• _The problem_: In your copy, repeat the records exactly and leave out the pictures.

• _Dataset content_:
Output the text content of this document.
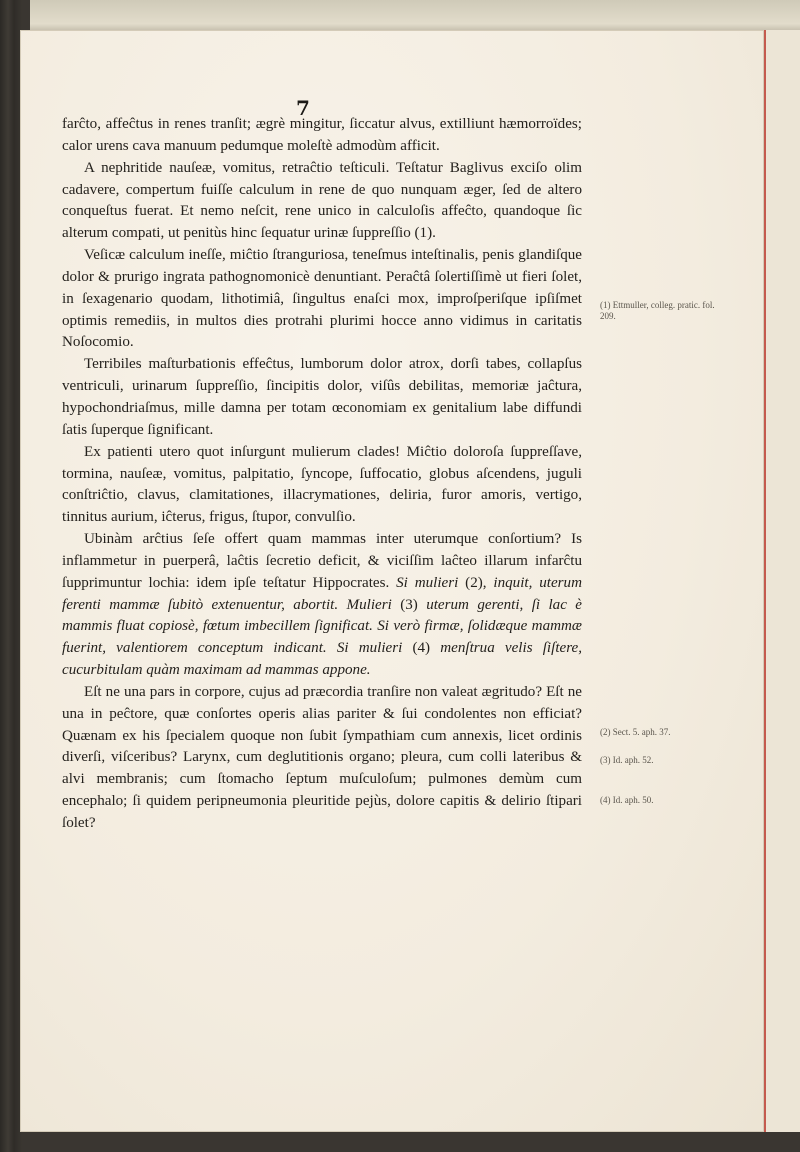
7

farĉto, affeĉtus in renes tranſit; ægrè mingitur, ſiccatur alvus, extilliunt hæmorroïdes; calor urens cava manuum pedumque moleſtè admodùm afficit.

A nephritide nauſeæ, vomitus, retraĉtio teſticuli. Teſtatur Baglivus exciſo olim cadavere, compertum fuiſſe calculum in rene de quo nunquam æger, ſed de altero conqueſtus fuerat. Et nemo neſcit, rene unico in calculoſis affeĉto, quandoque ſic alterum compati, ut penitùs hinc ſequatur urinæ ſuppreſſio (1).

Veſicæ calculum ineſſe, miĉtio ſtranguriosa, teneſmus inteſtinalis, penis glandiſque dolor & prurigo ingrata pathognomonicè denuntiant. Peraĉtâ ſolertiſſimè ut fieri ſolet, in ſexagenario quodam, lithotimiâ, ſingultus enaſci mox, improſperiſque ipſiſmet optimis remediis, in multos dies protrahi plurimi hocce anno vidimus in caritatis Noſocomio.

Terribiles maſturbationis effeĉtus, lumborum dolor atrox, dorſi tabes, collapſus ventriculi, urinarum ſuppreſſio, ſincipitis dolor, viſûs debilitas, memoriæ jaĉtura, hypochondriaſmus, mille damna per totam œconomiam ex genitalium labe diffundi ſatis ſuperque ſignificant.

Ex patienti utero quot inſurgunt mulierum clades! Miĉtio doloroſa ſuppreſſave, tormina, nauſeæ, vomitus, palpitatio, ſyncope, ſuffocatio, globus aſcendens, juguli conſtriĉtio, clavus, clamitationes, illacrymationes, deliria, furor amoris, vertigo, tinnitus aurium, iĉterus, frigus, ſtupor, convulſio.

Ubinàm arĉtius ſeſe offert quam mammas inter uterumque conſortium? Is inflammetur in puerperâ, laĉtis ſecretio deficit, & viciſſim laĉteo illarum infarĉtu ſupprimuntur lochia: idem ipſe teſtatur Hippocrates. Si mulieri (2), inquit, uterum ferenti mammæ ſubitò extenuentur, abortit. Mulieri (3) uterum gerenti, ſi lac è mammis fluat copiosè, fœtum imbecillem ſignificat. Si verò firmæ, ſolidæque mammæ fuerint, valentiorem conceptum indicant. Si mulieri (4) menſtrua velis ſiſtere, cucurbitulam quàm maximam ad mammas appone.

Eſt ne una pars in corpore, cujus ad præcordia tranſire non valeat ægritudo? Eſt ne una in peĉtore, quæ conſortes operis alias pariter & ſui condolentes non efficiat? Quænam ex his ſpecialem quoque non ſubit ſympathiam cum annexis, licet ordinis diverſi, viſceribus? Larynx, cum deglutitionis organo; pleura, cum colli lateribus & alvi membranis; cum ſtomacho ſeptum muſculoſum; pulmones demùm cum encephalo; ſi quidem peripneumonia pleuritide pejùs, dolore capitis & delirio ſtipari ſolet?

(1) Ettmuller, colleg. pratic. fol. 209.
(2) Sect. 5. aph. 37.
(3) Id. aph. 52.
(4) Id. aph. 50.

• _Written solution_:
Output the text content of this document.
7

farĉto, affeĉtus in renes tranſit; ægrè mingitur, ſiccatur alvus, extilliunt hæmorroïdes; calor urens cava manuum pedumque moleſtè admodùm afficit.

A nephritide nauſeæ, vomitus, retraĉtio teſticuli. Teſtatur Baglivus exciſo olim cadavere, compertum fuiſſe calculum in rene de quo nunquam æger, ſed de altero conqueſtus fuerat. Et nemo neſcit, rene unico in calculoſis affeĉto, quandoque ſic alterum compati, ut penitùs hinc ſequatur urinæ ſuppreſſio (1).

Veſicæ calculum ineſſe, miĉtio ſtranguriosa, teneſmus inteſtinalis, penis glandiſque dolor & prurigo ingrata pathognomonicè denuntiant. Peraĉtâ ſolertiſſimè ut fieri ſolet, in ſexagenario quodam, lithotimiâ, ſingultus enaſci mox, improſperiſque ipſiſmet optimis remediis, in multos dies protrahi plurimi hocce anno vidimus in caritatis Noſocomio.

Terribiles maſturbationis effeĉtus, lumborum dolor atrox, dorſi tabes, collapſus ventriculi, urinarum ſuppreſſio, ſincipitis dolor, viſûs debilitas, memoriæ jaĉtura, hypochondriaſmus, mille damna per totam œconomiam ex genitalium labe diffundi ſatis ſuperque ſignificant.

Ex patienti utero quot inſurgunt mulierum clades! Miĉtio doloroſa ſuppreſſave, tormina, nauſeæ, vomitus, palpitatio, ſyncope, ſuffocatio, globus aſcendens, juguli conſtriĉtio, clavus, clamitationes, illacrymationes, deliria, furor amoris, vertigo, tinnitus aurium, iĉterus, frigus, ſtupor, convulſio.

Ubinàm arĉtius ſeſe offert quam mammas inter uterumque conſortium? Is inflammetur in puerperâ, laĉtis ſecretio deficit, & viciſſim laĉteo illarum infarĉtu ſupprimuntur lochia: idem ipſe teſtatur Hippocrates. Si mulieri (2), inquit, uterum ferenti mammæ ſubitò extenuentur, abortit. Mulieri (3) uterum gerenti, ſi lac è mammis fluat copiosè, fœtum imbecillem ſignificat. Si verò firmæ, ſolidæque mammæ fuerint, valentiorem conceptum indicant. Si mulieri (4) menſtrua velis ſiſtere, cucurbitulam quàm maximam ad mammas appone.

Eſt ne una pars in corpore, cujus ad præcordia tranſire non valeat ægritudo? Eſt ne una in peĉtore, quæ conſortes operis alias pariter & ſui condolentes non efficiat? Quænam ex his ſpecialem quoque non ſubit ſympathiam cum annexis, licet ordinis diverſi, viſceribus? Larynx, cum deglutitionis organo; pleura, cum colli lateribus & alvi membranis; cum ſtomacho ſeptum muſculoſum; pulmones demùm cum encephalo; ſi quidem peripneumonia pleuritide pejùs, dolore capitis & delirio ſtipari ſolet?

(1) Ettmuller, colleg. pratic. fol. 209.
(2) Sect. 5. aph. 37.
(3) Id. aph. 52.
(4) Id. aph. 50.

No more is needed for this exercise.